* _Goal_
Below are some records: retype them all exactly, but not the pictures.

*** Input for this task

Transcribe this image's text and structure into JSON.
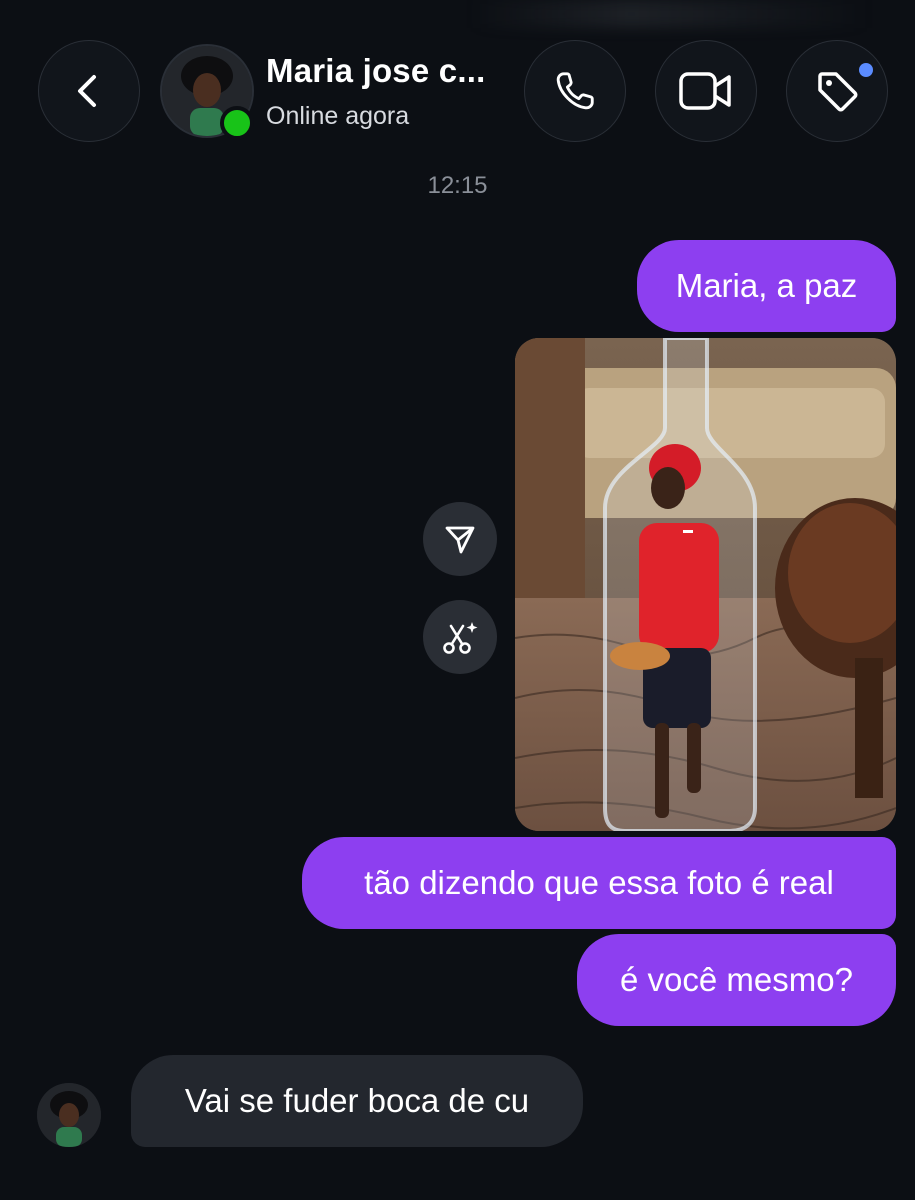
{
  "header": {
    "contact_name": "Maria jose c...",
    "status": "Online agora",
    "icons": {
      "back": "chevron-left-icon",
      "call": "phone-icon",
      "video": "video-camera-icon",
      "tag": "tag-icon"
    }
  },
  "conversation": {
    "timestamp": "12:15",
    "outgoing": [
      {
        "text": "Maria, a paz"
      },
      {
        "type": "photo",
        "description_icon": "photo-bottle-image"
      },
      {
        "text": "tão dizendo que essa foto é real"
      },
      {
        "text": "é você mesmo?"
      }
    ],
    "incoming": [
      {
        "text": "Vai se fuder boca de cu"
      }
    ],
    "photo_actions": {
      "share": "send-icon",
      "remix": "scissors-sparkle-icon"
    }
  },
  "colors": {
    "background": "#0c0f14",
    "outgoing_bubble": "#8d3ff0",
    "incoming_bubble": "#23272e",
    "online": "#18c318",
    "tag_badge": "#5b8cff"
  }
}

******

* _Written answer_
Transcribe this image's text and structure into JSON.
{
  "header": {
    "contact_name": "Maria jose c...",
    "status": "Online agora",
    "icons": {
      "back": "chevron-left-icon",
      "call": "phone-icon",
      "video": "video-camera-icon",
      "tag": "tag-icon"
    }
  },
  "conversation": {
    "timestamp": "12:15",
    "outgoing": [
      {
        "text": "Maria, a paz"
      },
      {
        "type": "photo",
        "description_icon": "photo-bottle-image"
      },
      {
        "text": "tão dizendo que essa foto é real"
      },
      {
        "text": "é você mesmo?"
      }
    ],
    "incoming": [
      {
        "text": "Vai se fuder boca de cu"
      }
    ],
    "photo_actions": {
      "share": "send-icon",
      "remix": "scissors-sparkle-icon"
    }
  },
  "colors": {
    "background": "#0c0f14",
    "outgoing_bubble": "#8d3ff0",
    "incoming_bubble": "#23272e",
    "online": "#18c318",
    "tag_badge": "#5b8cff"
  }
}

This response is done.